TASK REQUIREMENTS → Copy each line that has the string "SCHUMACHER" somewhere in it.

RECORD EXTRACTS →
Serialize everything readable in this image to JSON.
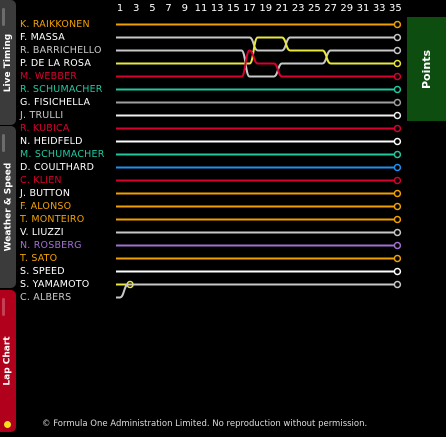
{
  "sidebar": {
    "tabs": [
      {
        "label": "Live Timing"
      },
      {
        "label": "Weather & Speed"
      },
      {
        "label": "Lap Chart"
      }
    ]
  },
  "points_label": "Points",
  "copyright": "© Formula One Administration Limited. No reproduction without permission.",
  "chart_data": {
    "type": "line",
    "title": "",
    "x_tick_labels": [
      "1",
      "3",
      "5",
      "7",
      "9",
      "11",
      "13",
      "15",
      "17",
      "19",
      "21",
      "23",
      "25",
      "27",
      "29",
      "31",
      "33",
      "35"
    ],
    "xlim": [
      1,
      36
    ],
    "ylim": [
      1,
      22
    ],
    "categories": [
      "K. RAIKKONEN",
      "F. MASSA",
      "R. BARRICHELLO",
      "P. DE LA ROSA",
      "M. WEBBER",
      "R. SCHUMACHER",
      "G. FISICHELLA",
      "J. TRULLI",
      "R. KUBICA",
      "N. HEIDFELD",
      "M. SCHUMACHER",
      "D. COULTHARD",
      "C. KLIEN",
      "J. BUTTON",
      "F. ALONSO",
      "T. MONTEIRO",
      "V. LIUZZI",
      "N. ROSBERG",
      "T. SATO",
      "S. SPEED",
      "S. YAMAMOTO",
      "C. ALBERS"
    ],
    "series": [
      {
        "name": "K. RAIKKONEN",
        "color": "#f0a000",
        "laps": [
          1,
          1,
          1,
          1,
          1,
          1,
          1,
          1,
          1,
          1,
          1,
          1,
          1,
          1,
          1,
          1,
          1,
          1,
          1,
          1,
          1,
          1,
          1,
          1,
          1,
          1,
          1,
          1,
          1,
          1,
          1,
          1,
          1,
          1,
          1
        ],
        "finish": 1
      },
      {
        "name": "F. MASSA",
        "color": "#c8c8c8",
        "laps": [
          2,
          2,
          2,
          2,
          2,
          2,
          2,
          2,
          2,
          2,
          2,
          2,
          2,
          2,
          2,
          2,
          2,
          3,
          3,
          3,
          3,
          2,
          2,
          2,
          2,
          2,
          2,
          2,
          2,
          2,
          2,
          2,
          2,
          2,
          2
        ],
        "finish": 2
      },
      {
        "name": "R. BARRICHELLO",
        "color": "#c8c8c8",
        "laps": [
          3,
          3,
          3,
          3,
          3,
          3,
          3,
          3,
          3,
          3,
          3,
          3,
          3,
          3,
          3,
          3,
          5,
          5,
          5,
          5,
          4,
          4,
          4,
          4,
          4,
          4,
          3,
          3,
          3,
          3,
          3,
          3,
          3,
          3,
          3
        ],
        "finish": 3
      },
      {
        "name": "P. DE LA ROSA",
        "color": "#e8e840",
        "laps": [
          4,
          4,
          4,
          4,
          4,
          4,
          4,
          4,
          4,
          4,
          4,
          4,
          4,
          4,
          4,
          4,
          4,
          2,
          2,
          2,
          2,
          3,
          3,
          3,
          3,
          3,
          4,
          4,
          4,
          4,
          4,
          4,
          4,
          4,
          4
        ],
        "finish": 4
      },
      {
        "name": "M. WEBBER",
        "color": "#d80030",
        "laps": [
          5,
          5,
          5,
          5,
          5,
          5,
          5,
          5,
          5,
          5,
          5,
          5,
          5,
          5,
          5,
          5,
          3,
          4,
          4,
          4,
          5,
          5,
          5,
          5,
          5,
          5,
          5,
          5,
          5,
          5,
          5,
          5,
          5,
          5,
          5
        ],
        "finish": 5
      },
      {
        "name": "R. SCHUMACHER",
        "color": "#20c8a0",
        "laps": [
          6,
          6,
          6,
          6,
          6,
          6,
          6,
          6,
          6,
          6,
          6,
          6,
          6,
          6,
          6,
          6,
          6,
          6,
          6,
          6,
          6,
          6,
          6,
          6,
          6,
          6,
          6,
          6,
          6,
          6,
          6,
          6,
          6,
          6,
          6
        ],
        "finish": 6
      },
      {
        "name": "G. FISICHELLA",
        "color": "#a0a0a0",
        "laps": [
          7,
          7,
          7,
          7,
          7,
          7,
          7,
          7,
          7,
          7,
          7,
          7,
          7,
          7,
          7,
          7,
          7,
          7,
          7,
          7,
          7,
          7,
          7,
          7,
          7,
          7,
          7,
          7,
          7,
          7,
          7,
          7,
          7,
          7,
          7
        ],
        "finish": 7
      },
      {
        "name": "J. TRULLI",
        "color": "#f0f0f0",
        "laps": [
          8,
          8,
          8,
          8,
          8,
          8,
          8,
          8,
          8,
          8,
          8,
          8,
          8,
          8,
          8,
          8,
          8,
          8,
          8,
          8,
          8,
          8,
          8,
          8,
          8,
          8,
          8,
          8,
          8,
          8,
          8,
          8,
          8,
          8,
          8
        ],
        "finish": 8
      },
      {
        "name": "R. KUBICA",
        "color": "#d80030",
        "laps": [
          9,
          9,
          9,
          9,
          9,
          9,
          9,
          9,
          9,
          9,
          9,
          9,
          9,
          9,
          9,
          9,
          9,
          9,
          9,
          9,
          9,
          9,
          9,
          9,
          9,
          9,
          9,
          9,
          9,
          9,
          9,
          9,
          9,
          9,
          9
        ],
        "finish": 9
      },
      {
        "name": "N. HEIDFELD",
        "color": "#ffffff",
        "laps": [
          10,
          10,
          10,
          10,
          10,
          10,
          10,
          10,
          10,
          10,
          10,
          10,
          10,
          10,
          10,
          10,
          10,
          10,
          10,
          10,
          10,
          10,
          10,
          10,
          10,
          10,
          10,
          10,
          10,
          10,
          10,
          10,
          10,
          10,
          10
        ],
        "finish": 10
      },
      {
        "name": "M. SCHUMACHER",
        "color": "#20c8a0",
        "laps": [
          11,
          11,
          11,
          11,
          11,
          11,
          11,
          11,
          11,
          11,
          11,
          11,
          11,
          11,
          11,
          11,
          11,
          11,
          11,
          11,
          11,
          11,
          11,
          11,
          11,
          11,
          11,
          11,
          11,
          11,
          11,
          11,
          11,
          11,
          11
        ],
        "finish": 11
      },
      {
        "name": "D. COULTHARD",
        "color": "#2090f0",
        "laps": [
          12,
          12,
          12,
          12,
          12,
          12,
          12,
          12,
          12,
          12,
          12,
          12,
          12,
          12,
          12,
          12,
          12,
          12,
          12,
          12,
          12,
          12,
          12,
          12,
          12,
          12,
          12,
          12,
          12,
          12,
          12,
          12,
          12,
          12,
          12
        ],
        "finish": 12
      },
      {
        "name": "C. KLIEN",
        "color": "#d80030",
        "laps": [
          13,
          13,
          13,
          13,
          13,
          13,
          13,
          13,
          13,
          13,
          13,
          13,
          13,
          13,
          13,
          13,
          13,
          13,
          13,
          13,
          13,
          13,
          13,
          13,
          13,
          13,
          13,
          13,
          13,
          13,
          13,
          13,
          13,
          13,
          13
        ],
        "finish": 13
      },
      {
        "name": "J. BUTTON",
        "color": "#f0a000",
        "laps": [
          14,
          14,
          14,
          14,
          14,
          14,
          14,
          14,
          14,
          14,
          14,
          14,
          14,
          14,
          14,
          14,
          14,
          14,
          14,
          14,
          14,
          14,
          14,
          14,
          14,
          14,
          14,
          14,
          14,
          14,
          14,
          14,
          14,
          14,
          14
        ],
        "finish": 14
      },
      {
        "name": "F. ALONSO",
        "color": "#f0a000",
        "laps": [
          15,
          15,
          15,
          15,
          15,
          15,
          15,
          15,
          15,
          15,
          15,
          15,
          15,
          15,
          15,
          15,
          15,
          15,
          15,
          15,
          15,
          15,
          15,
          15,
          15,
          15,
          15,
          15,
          15,
          15,
          15,
          15,
          15,
          15,
          15
        ],
        "finish": 15
      },
      {
        "name": "T. MONTEIRO",
        "color": "#f0a000",
        "laps": [
          16,
          16,
          16,
          16,
          16,
          16,
          16,
          16,
          16,
          16,
          16,
          16,
          16,
          16,
          16,
          16,
          16,
          16,
          16,
          16,
          16,
          16,
          16,
          16,
          16,
          16,
          16,
          16,
          16,
          16,
          16,
          16,
          16,
          16,
          16
        ],
        "finish": null
      },
      {
        "name": "V. LIUZZI",
        "color": "#c8c8c8",
        "laps": [
          17,
          17,
          17,
          17,
          17,
          17,
          17,
          17,
          17,
          17,
          17,
          17,
          17,
          17,
          17,
          17,
          17,
          17,
          17,
          17,
          17,
          17,
          17,
          17,
          17,
          17,
          17,
          17,
          17,
          17,
          17,
          17,
          17,
          17,
          17
        ],
        "finish": null
      },
      {
        "name": "N. ROSBERG",
        "color": "#a070d0",
        "laps": [
          18,
          18,
          18,
          18,
          18,
          18,
          18,
          18,
          18,
          18,
          18,
          18,
          18,
          18,
          18,
          18,
          18,
          18,
          18,
          18,
          18,
          18,
          18,
          18,
          18,
          18,
          18,
          18,
          18,
          18,
          18,
          18,
          18,
          18,
          18
        ],
        "finish": null
      },
      {
        "name": "T. SATO",
        "color": "#f0a000",
        "laps": [
          19,
          19,
          19,
          19,
          19,
          19,
          19,
          19,
          19,
          19,
          19,
          19,
          19,
          19,
          19,
          19,
          19,
          19,
          19,
          19,
          19,
          19,
          19,
          19,
          19,
          19,
          19,
          19,
          19,
          19,
          19,
          19,
          19,
          19,
          19
        ],
        "finish": null
      },
      {
        "name": "S. SPEED",
        "color": "#ffffff",
        "laps": [
          20,
          20,
          20,
          20,
          20,
          20,
          20,
          20,
          20,
          20,
          20,
          20,
          20,
          20,
          20,
          20,
          20,
          20,
          20,
          20,
          20,
          20,
          20,
          20,
          20,
          20,
          20,
          20,
          20,
          20,
          20,
          20,
          20,
          20,
          20
        ],
        "finish": null
      },
      {
        "name": "S. YAMAMOTO",
        "color": "#e8e840",
        "laps": [
          21,
          21
        ],
        "finish": null
      },
      {
        "name": "C. ALBERS",
        "color": "#c8c8c8",
        "laps": [
          22,
          21,
          21,
          21,
          21,
          21,
          21,
          21,
          21,
          21,
          21,
          21,
          21,
          21,
          21,
          21,
          21,
          21,
          21,
          21,
          21,
          21,
          21,
          21,
          21,
          21,
          21,
          21,
          21,
          21,
          21,
          21,
          21,
          21,
          21
        ],
        "finish": null
      }
    ]
  },
  "driver_colors": [
    "#f0a000",
    "#ffffff",
    "#c8c8c8",
    "#ffffff",
    "#d80030",
    "#20c8a0",
    "#ffffff",
    "#c8c8c8",
    "#d80030",
    "#ffffff",
    "#20c8a0",
    "#ffffff",
    "#d80030",
    "#ffffff",
    "#f0a000",
    "#f0a000",
    "#ffffff",
    "#a070d0",
    "#f0a000",
    "#ffffff",
    "#ffffff",
    "#c8c8c8"
  ]
}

OUTPUT FOR THIS TASK →
      "R. SCHUMACHER",
      "M. SCHUMACHER",
        "name": "R. SCHUMACHER",
        "name": "M. SCHUMACHER",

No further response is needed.